* Written exercise A *
Please repeat everything from "In moment of" down to "the same ship?", word for word, from the post on the half-life of code below.

* Provided text *
──────────

The half-life of code & the ship of Theseus
As a project evolves, does the new code just add on top of the old code? Or does it replace the old code slowly over time? In order to understand this, I built a little thing to analyze Git projects, with help from the formidable GitPython project. The idea is to go back in history historical and run a git blame
(making this somewhat fast was a bit nontrivial, as it turns out, but I'll spare you the details, which involve some opportunistic caching of files, pick historical points spread out in time, use git diff
to invalidate changed files, etc).
In moment of clarity, I named “Git of Theseus” as a terrible pun on ship of Theseus. I'm a dad now, so I can make terrible puns. It refers to a philosophical paradox, where the pieces of a ship are replaced for hundreds of years. If all pieces are replaced, is it still the same ship?
The ship wherein Theseus and the youth of Athens returned from Crete had thirty oars, and was preserved by the Athenians down even to the time of Demetrius Phalereus, for they took away the old planks as they decayed, putting in new and stronger timber in their places, in so much that this ship became a standing example among the philosophers, for the logical question of things that grow; one side holding that the ship remained the same, and the other contending that it was not the same.
It turns out that code doesn't exactly evolve the way I expected. There is a “ship of Theseus” effect, but there's also a compounding effect where codebases keep growing over time (maybe I should call it “Second Avenue Subway” effect, after the construction project in NYC that's been going on since 1919).
Let's start by analyzing Git itself. Git became self-hosting early on, and it's one of the most popular and oldest Git projects:
This plots the aggregate number of lines of code over time, broken down into cohorts by the year added. I would have expected more of a decay here, and I'm surprised to see that so much code written back in 2006 is still alive in the code base – interesting!
We can compute the decay for individual commits too. If we align all commits at x=0, we can look at the aggregate decay for code in a certain repo. This analysis is somewhat harder to implement than it sounds like because of various stuff (mostly because newer commits have had less time, so the right end of the curve represents an aggregate of fewer commits).
For Git, this plot looks like this:
Even after 10 years, 40% of lines of code is still present! Let's look at a broader range of (somewhat randomly selected) open source projects:
It looks like Git is somewhat of an outlier here. Fitting an exponential decay to Git and solving for the half-life gives approx ~6 years.
Hmm… not convinced this is necessarily a perfect fit, but as the famous quote goes: All models are wrong, some models are useful. I like the explanatory power of an exponential decay – code has an expected life time and a constant risk of being replaced.
I suspect a slightly better model would be to fit a sum of exponentials. This would work for a repo with some code that changes fast and some code that changes slowly. But before going down a rabbit hole of curve fitting, I reminded myself of von Neumann's quote: With four parameters I can fit an elephant, and with five I can make him wiggle his trunk. There's probably some way to make it work, but I'll revisit some other time.

──────────

* Written exercise B *
In the records below, recast everything from the line containing "search-input[interactable] [1477,16,1637,32]" down to the line containing "add-resource-center-button[interactable]: Add resource", both included, as a numbered list with blank lines left out.

* Data for this task *
──────────

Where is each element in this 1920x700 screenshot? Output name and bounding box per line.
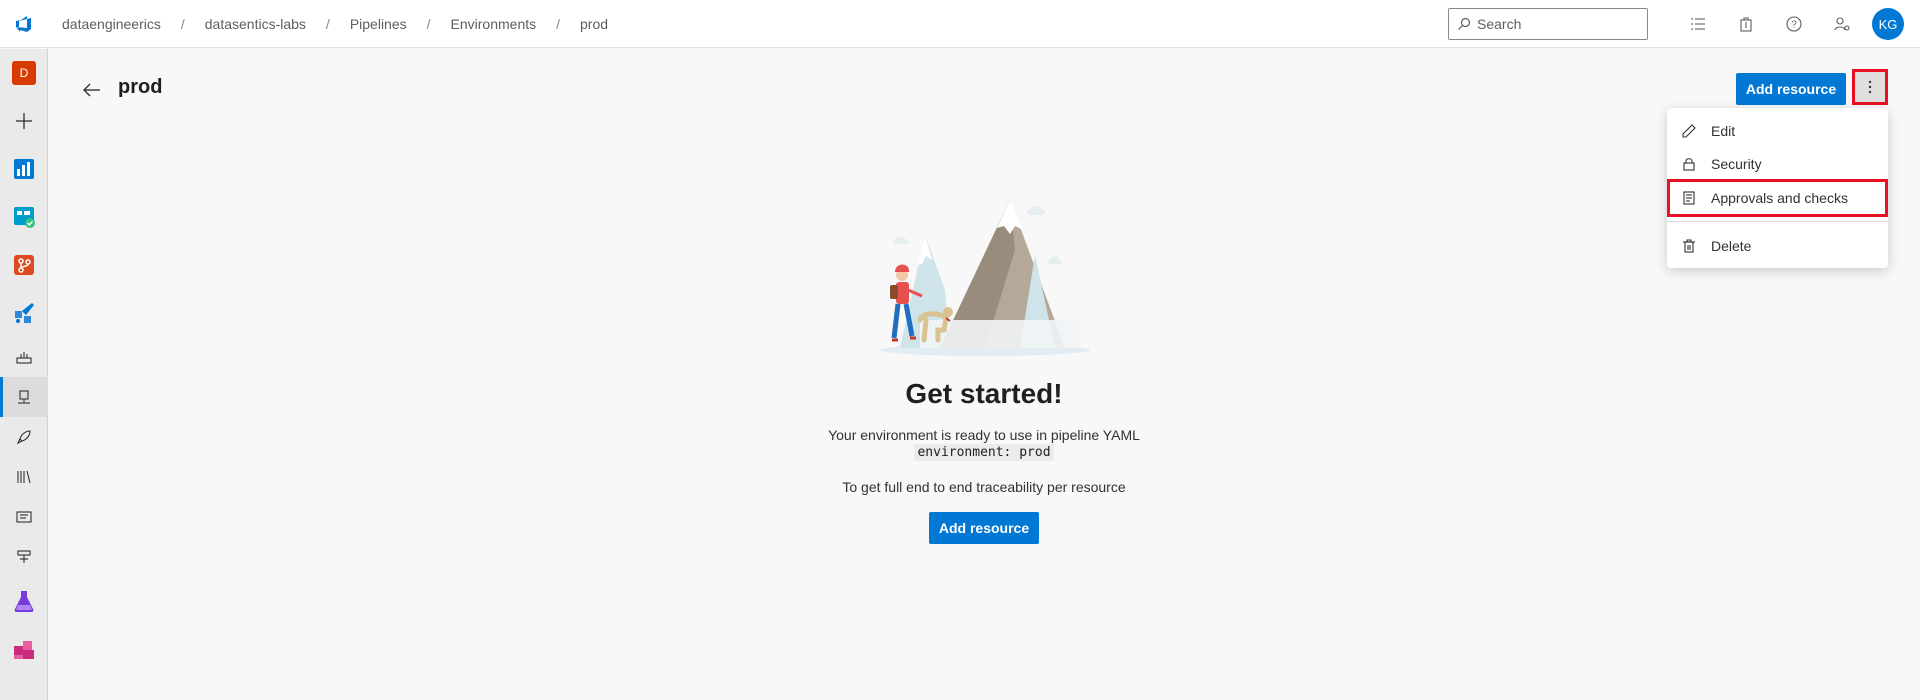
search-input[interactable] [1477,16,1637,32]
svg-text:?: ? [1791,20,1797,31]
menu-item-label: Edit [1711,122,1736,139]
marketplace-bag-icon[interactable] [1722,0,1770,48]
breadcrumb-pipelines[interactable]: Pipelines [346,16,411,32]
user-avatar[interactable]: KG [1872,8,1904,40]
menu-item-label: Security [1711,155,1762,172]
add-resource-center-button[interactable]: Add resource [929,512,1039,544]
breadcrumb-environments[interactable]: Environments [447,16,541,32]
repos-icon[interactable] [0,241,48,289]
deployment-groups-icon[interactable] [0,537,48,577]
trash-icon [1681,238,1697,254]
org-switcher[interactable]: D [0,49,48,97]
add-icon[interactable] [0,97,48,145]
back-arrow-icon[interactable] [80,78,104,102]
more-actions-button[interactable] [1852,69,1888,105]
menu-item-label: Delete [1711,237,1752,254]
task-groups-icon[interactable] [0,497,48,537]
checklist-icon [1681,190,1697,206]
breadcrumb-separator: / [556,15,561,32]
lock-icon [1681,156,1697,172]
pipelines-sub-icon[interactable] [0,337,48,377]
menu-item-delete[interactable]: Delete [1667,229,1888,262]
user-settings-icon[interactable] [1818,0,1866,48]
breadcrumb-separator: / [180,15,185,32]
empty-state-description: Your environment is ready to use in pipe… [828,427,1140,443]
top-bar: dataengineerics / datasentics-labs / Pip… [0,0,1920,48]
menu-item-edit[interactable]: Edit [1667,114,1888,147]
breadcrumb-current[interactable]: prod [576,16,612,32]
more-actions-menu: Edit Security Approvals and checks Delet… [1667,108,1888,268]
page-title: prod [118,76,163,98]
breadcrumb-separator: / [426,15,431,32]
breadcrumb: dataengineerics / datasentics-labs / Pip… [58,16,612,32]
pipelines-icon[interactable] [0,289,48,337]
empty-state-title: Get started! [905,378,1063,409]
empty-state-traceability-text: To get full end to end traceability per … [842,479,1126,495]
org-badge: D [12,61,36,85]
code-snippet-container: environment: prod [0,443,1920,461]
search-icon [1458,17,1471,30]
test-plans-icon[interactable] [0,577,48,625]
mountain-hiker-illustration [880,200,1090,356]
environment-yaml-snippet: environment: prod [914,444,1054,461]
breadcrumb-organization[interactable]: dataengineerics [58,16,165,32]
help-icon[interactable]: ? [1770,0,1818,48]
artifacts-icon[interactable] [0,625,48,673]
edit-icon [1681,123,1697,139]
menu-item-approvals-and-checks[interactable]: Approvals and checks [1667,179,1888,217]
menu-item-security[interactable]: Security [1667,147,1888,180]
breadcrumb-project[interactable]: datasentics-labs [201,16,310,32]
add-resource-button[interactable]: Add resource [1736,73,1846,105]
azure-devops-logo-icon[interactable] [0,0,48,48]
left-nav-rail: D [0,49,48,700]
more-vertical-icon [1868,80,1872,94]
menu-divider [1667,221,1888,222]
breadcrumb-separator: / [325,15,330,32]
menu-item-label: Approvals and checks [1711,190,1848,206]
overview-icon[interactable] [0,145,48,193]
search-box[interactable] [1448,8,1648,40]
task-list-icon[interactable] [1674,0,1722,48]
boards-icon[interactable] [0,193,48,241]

──────────

* Task result A *
In moment of clarity, I named “Git of Theseus” as a terrible pun on ship of Theseus. I'm a dad now, so I can make terrible puns. It refers to a philosophical paradox, where the pieces of a ship are replaced for hundreds of years. If all pieces are replaced, is it still the same ship?

* Task result B *
1. search-input[interactable] [1477,16,1637,32]
2. svg-text:?: ? [1791,20,1797,31]
3. menu-item-label: Edit [1711,122,1736,139]
4. marketplace-bag-icon[interactable] [1722,0,1770,48]
5. breadcrumb-pipelines[interactable]: Pipelines [346,16,411,32]
6. user-avatar[interactable]: KG [1872,8,1904,40]
7. menu-item-label: Security [1711,155,1762,172]
8. add-resource-center-button[interactable]: Add resource [929,512,1039,544]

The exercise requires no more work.